Task brief: Are you able to quote each entry exactly as written?

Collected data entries
* * *

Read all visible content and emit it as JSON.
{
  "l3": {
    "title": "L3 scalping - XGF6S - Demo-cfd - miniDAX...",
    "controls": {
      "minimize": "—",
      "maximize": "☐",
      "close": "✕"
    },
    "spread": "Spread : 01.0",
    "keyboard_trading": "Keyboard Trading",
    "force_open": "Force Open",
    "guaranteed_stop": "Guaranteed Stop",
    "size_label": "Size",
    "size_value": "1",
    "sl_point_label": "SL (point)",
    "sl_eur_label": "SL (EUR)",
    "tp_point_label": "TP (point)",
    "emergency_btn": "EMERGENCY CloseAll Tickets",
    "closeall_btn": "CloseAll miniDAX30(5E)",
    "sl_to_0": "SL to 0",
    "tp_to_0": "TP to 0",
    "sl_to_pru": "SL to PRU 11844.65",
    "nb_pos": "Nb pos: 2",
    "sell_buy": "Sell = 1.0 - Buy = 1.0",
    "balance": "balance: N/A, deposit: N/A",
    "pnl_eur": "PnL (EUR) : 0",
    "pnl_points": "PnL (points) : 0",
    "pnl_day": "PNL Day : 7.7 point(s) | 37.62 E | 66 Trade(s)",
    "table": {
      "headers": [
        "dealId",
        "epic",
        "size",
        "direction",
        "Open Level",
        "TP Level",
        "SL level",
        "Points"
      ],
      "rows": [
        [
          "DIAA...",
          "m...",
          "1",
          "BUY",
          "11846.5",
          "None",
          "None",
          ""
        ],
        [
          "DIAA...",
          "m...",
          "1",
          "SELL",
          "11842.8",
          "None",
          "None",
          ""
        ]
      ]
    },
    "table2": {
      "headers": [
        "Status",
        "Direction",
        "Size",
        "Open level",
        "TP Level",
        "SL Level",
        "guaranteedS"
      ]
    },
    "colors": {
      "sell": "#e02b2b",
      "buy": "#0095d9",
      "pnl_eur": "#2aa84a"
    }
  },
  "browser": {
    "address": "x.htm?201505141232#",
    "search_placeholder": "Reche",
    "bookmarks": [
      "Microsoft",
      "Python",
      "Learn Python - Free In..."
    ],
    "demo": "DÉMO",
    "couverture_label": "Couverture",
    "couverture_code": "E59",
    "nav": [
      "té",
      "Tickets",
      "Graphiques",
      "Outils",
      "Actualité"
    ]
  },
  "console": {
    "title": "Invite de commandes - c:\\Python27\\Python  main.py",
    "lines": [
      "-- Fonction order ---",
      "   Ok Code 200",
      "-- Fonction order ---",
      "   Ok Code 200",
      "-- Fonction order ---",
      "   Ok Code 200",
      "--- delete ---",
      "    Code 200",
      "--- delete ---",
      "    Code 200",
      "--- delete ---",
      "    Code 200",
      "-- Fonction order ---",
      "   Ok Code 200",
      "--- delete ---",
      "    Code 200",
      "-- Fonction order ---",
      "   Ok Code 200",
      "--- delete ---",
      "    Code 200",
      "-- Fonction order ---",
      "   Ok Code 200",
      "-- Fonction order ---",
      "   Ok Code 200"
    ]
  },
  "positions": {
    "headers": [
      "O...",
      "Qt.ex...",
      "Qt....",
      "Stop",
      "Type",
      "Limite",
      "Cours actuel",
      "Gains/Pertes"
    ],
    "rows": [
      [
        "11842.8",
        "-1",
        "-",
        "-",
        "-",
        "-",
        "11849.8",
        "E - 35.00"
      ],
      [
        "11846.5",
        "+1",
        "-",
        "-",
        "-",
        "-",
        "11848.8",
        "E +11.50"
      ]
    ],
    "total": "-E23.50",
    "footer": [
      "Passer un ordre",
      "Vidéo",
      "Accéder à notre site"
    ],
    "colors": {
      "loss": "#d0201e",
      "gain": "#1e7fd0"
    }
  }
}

* * *

Task result:
Read all visible content and emit it as JSON.
{
  "l3": {
    "title": "L3 scalping - XGF6S - Demo-cfd - miniDAX...",
    "controls": {
      "minimize": "—",
      "maximize": "☐",
      "close": "✕"
    },
    "spread": "Spread : 01.0",
    "keyboard_trading": "Keyboard Trading",
    "force_open": "Force Open",
    "guaranteed_stop": "Guaranteed Stop",
    "size_label": "Size",
    "size_value": "1",
    "sl_point_label": "SL (point)",
    "sl_eur_label": "SL (EUR)",
    "tp_point_label": "TP (point)",
    "emergency_btn": "EMERGENCY CloseAll Tickets",
    "closeall_btn": "CloseAll miniDAX30(5E)",
    "sl_to_0": "SL to 0",
    "tp_to_0": "TP to 0",
    "sl_to_pru": "SL to PRU 11844.65",
    "nb_pos": "Nb pos: 2",
    "sell_buy": "Sell = 1.0 - Buy = 1.0",
    "balance": "balance: N/A, deposit: N/A",
    "pnl_eur": "PnL (EUR) : 0",
    "pnl_points": "PnL (points) : 0",
    "pnl_day": "PNL Day : 7.7 point(s) | 37.62 E | 66 Trade(s)",
    "table": {
      "headers": [
        "dealId",
        "epic",
        "size",
        "direction",
        "Open Level",
        "TP Level",
        "SL level",
        "Points"
      ],
      "rows": [
        [
          "DIAA...",
          "m...",
          "1",
          "BUY",
          "11846.5",
          "None",
          "None",
          ""
        ],
        [
          "DIAA...",
          "m...",
          "1",
          "SELL",
          "11842.8",
          "None",
          "None",
          ""
        ]
      ]
    },
    "table2": {
      "headers": [
        "Status",
        "Direction",
        "Size",
        "Open level",
        "TP Level",
        "SL Level",
        "guaranteedS"
      ]
    },
    "colors": {
      "sell": "#e02b2b",
      "buy": "#0095d9",
      "pnl_eur": "#2aa84a"
    }
  },
  "browser": {
    "address": "x.htm?201505141232#",
    "search_placeholder": "Reche",
    "bookmarks": [
      "Microsoft",
      "Python",
      "Learn Python - Free In..."
    ],
    "demo": "DÉMO",
    "couverture_label": "Couverture",
    "couverture_code": "E59",
    "nav": [
      "té",
      "Tickets",
      "Graphiques",
      "Outils",
      "Actualité"
    ]
  },
  "console": {
    "title": "Invite de commandes - c:\\Python27\\Python  main.py",
    "lines": [
      "-- Fonction order ---",
      "   Ok Code 200",
      "-- Fonction order ---",
      "   Ok Code 200",
      "-- Fonction order ---",
      "   Ok Code 200",
      "--- delete ---",
      "    Code 200",
      "--- delete ---",
      "    Code 200",
      "--- delete ---",
      "    Code 200",
      "-- Fonction order ---",
      "   Ok Code 200",
      "--- delete ---",
      "    Code 200",
      "-- Fonction order ---",
      "   Ok Code 200",
      "--- delete ---",
      "    Code 200",
      "-- Fonction order ---",
      "   Ok Code 200",
      "-- Fonction order ---",
      "   Ok Code 200"
    ]
  },
  "positions": {
    "headers": [
      "O...",
      "Qt.ex...",
      "Qt....",
      "Stop",
      "Type",
      "Limite",
      "Cours actuel",
      "Gains/Pertes"
    ],
    "rows": [
      [
        "11842.8",
        "-1",
        "-",
        "-",
        "-",
        "-",
        "11849.8",
        "E - 35.00"
      ],
      [
        "11846.5",
        "+1",
        "-",
        "-",
        "-",
        "-",
        "11848.8",
        "E +11.50"
      ]
    ],
    "total": "-E23.50",
    "footer": [
      "Passer un ordre",
      "Vidéo",
      "Accéder à notre site"
    ],
    "colors": {
      "loss": "#d0201e",
      "gain": "#1e7fd0"
    }
  }
}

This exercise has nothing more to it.